### Task to carry out
Repeat everything in the material exactly.

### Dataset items

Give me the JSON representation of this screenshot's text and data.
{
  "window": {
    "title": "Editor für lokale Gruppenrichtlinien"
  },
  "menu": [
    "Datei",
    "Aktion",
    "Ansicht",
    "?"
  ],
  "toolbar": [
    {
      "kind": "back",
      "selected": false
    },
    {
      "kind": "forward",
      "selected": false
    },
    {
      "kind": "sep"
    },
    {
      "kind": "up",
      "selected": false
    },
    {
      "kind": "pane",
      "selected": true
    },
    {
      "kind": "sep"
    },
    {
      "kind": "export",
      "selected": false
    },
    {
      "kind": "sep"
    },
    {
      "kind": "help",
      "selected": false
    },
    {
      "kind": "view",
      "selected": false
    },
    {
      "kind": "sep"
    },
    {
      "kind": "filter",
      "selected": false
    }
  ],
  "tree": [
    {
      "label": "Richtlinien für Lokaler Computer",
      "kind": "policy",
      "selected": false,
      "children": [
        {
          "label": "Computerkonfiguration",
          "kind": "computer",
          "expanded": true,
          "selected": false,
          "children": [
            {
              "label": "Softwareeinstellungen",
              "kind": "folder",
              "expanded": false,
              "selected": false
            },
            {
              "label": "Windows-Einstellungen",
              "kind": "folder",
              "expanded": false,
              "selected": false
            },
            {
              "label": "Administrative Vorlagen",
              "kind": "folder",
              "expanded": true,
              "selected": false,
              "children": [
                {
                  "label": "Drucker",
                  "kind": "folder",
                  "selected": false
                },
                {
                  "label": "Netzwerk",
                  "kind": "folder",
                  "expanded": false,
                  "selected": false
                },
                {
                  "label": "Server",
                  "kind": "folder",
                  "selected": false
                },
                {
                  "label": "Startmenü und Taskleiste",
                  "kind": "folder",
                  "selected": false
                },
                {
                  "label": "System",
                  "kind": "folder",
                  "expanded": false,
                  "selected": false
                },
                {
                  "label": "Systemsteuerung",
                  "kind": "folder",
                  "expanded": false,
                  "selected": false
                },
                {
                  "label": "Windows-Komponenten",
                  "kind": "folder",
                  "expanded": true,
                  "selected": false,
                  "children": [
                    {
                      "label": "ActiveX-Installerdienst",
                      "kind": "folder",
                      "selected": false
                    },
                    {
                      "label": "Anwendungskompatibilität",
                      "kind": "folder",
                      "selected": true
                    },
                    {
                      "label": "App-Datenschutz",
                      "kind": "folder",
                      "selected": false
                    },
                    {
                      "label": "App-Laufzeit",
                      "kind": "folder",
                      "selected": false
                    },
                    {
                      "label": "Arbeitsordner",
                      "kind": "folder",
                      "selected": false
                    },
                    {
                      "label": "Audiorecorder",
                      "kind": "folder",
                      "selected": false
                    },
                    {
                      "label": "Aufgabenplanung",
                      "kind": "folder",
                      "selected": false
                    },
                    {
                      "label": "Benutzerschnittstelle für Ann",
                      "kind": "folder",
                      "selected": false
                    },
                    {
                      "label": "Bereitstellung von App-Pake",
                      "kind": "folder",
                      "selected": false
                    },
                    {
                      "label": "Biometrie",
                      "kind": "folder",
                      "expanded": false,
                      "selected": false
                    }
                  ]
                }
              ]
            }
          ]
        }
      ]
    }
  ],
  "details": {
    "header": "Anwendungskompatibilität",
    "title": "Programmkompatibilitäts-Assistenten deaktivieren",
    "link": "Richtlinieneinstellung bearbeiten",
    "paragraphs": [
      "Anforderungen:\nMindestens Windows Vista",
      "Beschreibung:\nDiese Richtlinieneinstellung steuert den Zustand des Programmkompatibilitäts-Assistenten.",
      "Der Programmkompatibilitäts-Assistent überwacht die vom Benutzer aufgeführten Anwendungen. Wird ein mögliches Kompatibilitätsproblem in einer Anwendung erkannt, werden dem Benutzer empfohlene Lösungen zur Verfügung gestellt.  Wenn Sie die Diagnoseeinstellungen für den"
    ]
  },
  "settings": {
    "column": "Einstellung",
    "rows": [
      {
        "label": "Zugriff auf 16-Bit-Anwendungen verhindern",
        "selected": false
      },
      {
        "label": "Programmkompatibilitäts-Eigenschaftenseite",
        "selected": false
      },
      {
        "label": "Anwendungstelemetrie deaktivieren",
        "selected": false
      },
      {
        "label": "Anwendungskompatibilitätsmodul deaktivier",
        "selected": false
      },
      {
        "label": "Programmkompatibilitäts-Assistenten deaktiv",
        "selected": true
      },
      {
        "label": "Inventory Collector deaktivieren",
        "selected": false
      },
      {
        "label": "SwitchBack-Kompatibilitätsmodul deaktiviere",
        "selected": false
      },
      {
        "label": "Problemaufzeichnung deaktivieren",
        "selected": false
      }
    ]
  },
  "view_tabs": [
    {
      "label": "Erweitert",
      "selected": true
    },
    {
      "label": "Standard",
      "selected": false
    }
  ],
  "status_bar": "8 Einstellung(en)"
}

### Solution below
Give me the JSON representation of this screenshot's text and data.
{
  "window": {
    "title": "Editor für lokale Gruppenrichtlinien"
  },
  "menu": [
    "Datei",
    "Aktion",
    "Ansicht",
    "?"
  ],
  "toolbar": [
    {
      "kind": "back",
      "selected": false
    },
    {
      "kind": "forward",
      "selected": false
    },
    {
      "kind": "sep"
    },
    {
      "kind": "up",
      "selected": false
    },
    {
      "kind": "pane",
      "selected": true
    },
    {
      "kind": "sep"
    },
    {
      "kind": "export",
      "selected": false
    },
    {
      "kind": "sep"
    },
    {
      "kind": "help",
      "selected": false
    },
    {
      "kind": "view",
      "selected": false
    },
    {
      "kind": "sep"
    },
    {
      "kind": "filter",
      "selected": false
    }
  ],
  "tree": [
    {
      "label": "Richtlinien für Lokaler Computer",
      "kind": "policy",
      "selected": false,
      "children": [
        {
          "label": "Computerkonfiguration",
          "kind": "computer",
          "expanded": true,
          "selected": false,
          "children": [
            {
              "label": "Softwareeinstellungen",
              "kind": "folder",
              "expanded": false,
              "selected": false
            },
            {
              "label": "Windows-Einstellungen",
              "kind": "folder",
              "expanded": false,
              "selected": false
            },
            {
              "label": "Administrative Vorlagen",
              "kind": "folder",
              "expanded": true,
              "selected": false,
              "children": [
                {
                  "label": "Drucker",
                  "kind": "folder",
                  "selected": false
                },
                {
                  "label": "Netzwerk",
                  "kind": "folder",
                  "expanded": false,
                  "selected": false
                },
                {
                  "label": "Server",
                  "kind": "folder",
                  "selected": false
                },
                {
                  "label": "Startmenü und Taskleiste",
                  "kind": "folder",
                  "selected": false
                },
                {
                  "label": "System",
                  "kind": "folder",
                  "expanded": false,
                  "selected": false
                },
                {
                  "label": "Systemsteuerung",
                  "kind": "folder",
                  "expanded": false,
                  "selected": false
                },
                {
                  "label": "Windows-Komponenten",
                  "kind": "folder",
                  "expanded": true,
                  "selected": false,
                  "children": [
                    {
                      "label": "ActiveX-Installerdienst",
                      "kind": "folder",
                      "selected": false
                    },
                    {
                      "label": "Anwendungskompatibilität",
                      "kind": "folder",
                      "selected": true
                    },
                    {
                      "label": "App-Datenschutz",
                      "kind": "folder",
                      "selected": false
                    },
                    {
                      "label": "App-Laufzeit",
                      "kind": "folder",
                      "selected": false
                    },
                    {
                      "label": "Arbeitsordner",
                      "kind": "folder",
                      "selected": false
                    },
                    {
                      "label": "Audiorecorder",
                      "kind": "folder",
                      "selected": false
                    },
                    {
                      "label": "Aufgabenplanung",
                      "kind": "folder",
                      "selected": false
                    },
                    {
                      "label": "Benutzerschnittstelle für Ann",
                      "kind": "folder",
                      "selected": false
                    },
                    {
                      "label": "Bereitstellung von App-Pake",
                      "kind": "folder",
                      "selected": false
                    },
                    {
                      "label": "Biometrie",
                      "kind": "folder",
                      "expanded": false,
                      "selected": false
                    }
                  ]
                }
              ]
            }
          ]
        }
      ]
    }
  ],
  "details": {
    "header": "Anwendungskompatibilität",
    "title": "Programmkompatibilitäts-Assistenten deaktivieren",
    "link": "Richtlinieneinstellung bearbeiten",
    "paragraphs": [
      "Anforderungen:\nMindestens Windows Vista",
      "Beschreibung:\nDiese Richtlinieneinstellung steuert den Zustand des Programmkompatibilitäts-Assistenten.",
      "Der Programmkompatibilitäts-Assistent überwacht die vom Benutzer aufgeführten Anwendungen. Wird ein mögliches Kompatibilitätsproblem in einer Anwendung erkannt, werden dem Benutzer empfohlene Lösungen zur Verfügung gestellt.  Wenn Sie die Diagnoseeinstellungen für den"
    ]
  },
  "settings": {
    "column": "Einstellung",
    "rows": [
      {
        "label": "Zugriff auf 16-Bit-Anwendungen verhindern",
        "selected": false
      },
      {
        "label": "Programmkompatibilitäts-Eigenschaftenseite",
        "selected": false
      },
      {
        "label": "Anwendungstelemetrie deaktivieren",
        "selected": false
      },
      {
        "label": "Anwendungskompatibilitätsmodul deaktivier",
        "selected": false
      },
      {
        "label": "Programmkompatibilitäts-Assistenten deaktiv",
        "selected": true
      },
      {
        "label": "Inventory Collector deaktivieren",
        "selected": false
      },
      {
        "label": "SwitchBack-Kompatibilitätsmodul deaktiviere",
        "selected": false
      },
      {
        "label": "Problemaufzeichnung deaktivieren",
        "selected": false
      }
    ]
  },
  "view_tabs": [
    {
      "label": "Erweitert",
      "selected": true
    },
    {
      "label": "Standard",
      "selected": false
    }
  ],
  "status_bar": "8 Einstellung(en)"
}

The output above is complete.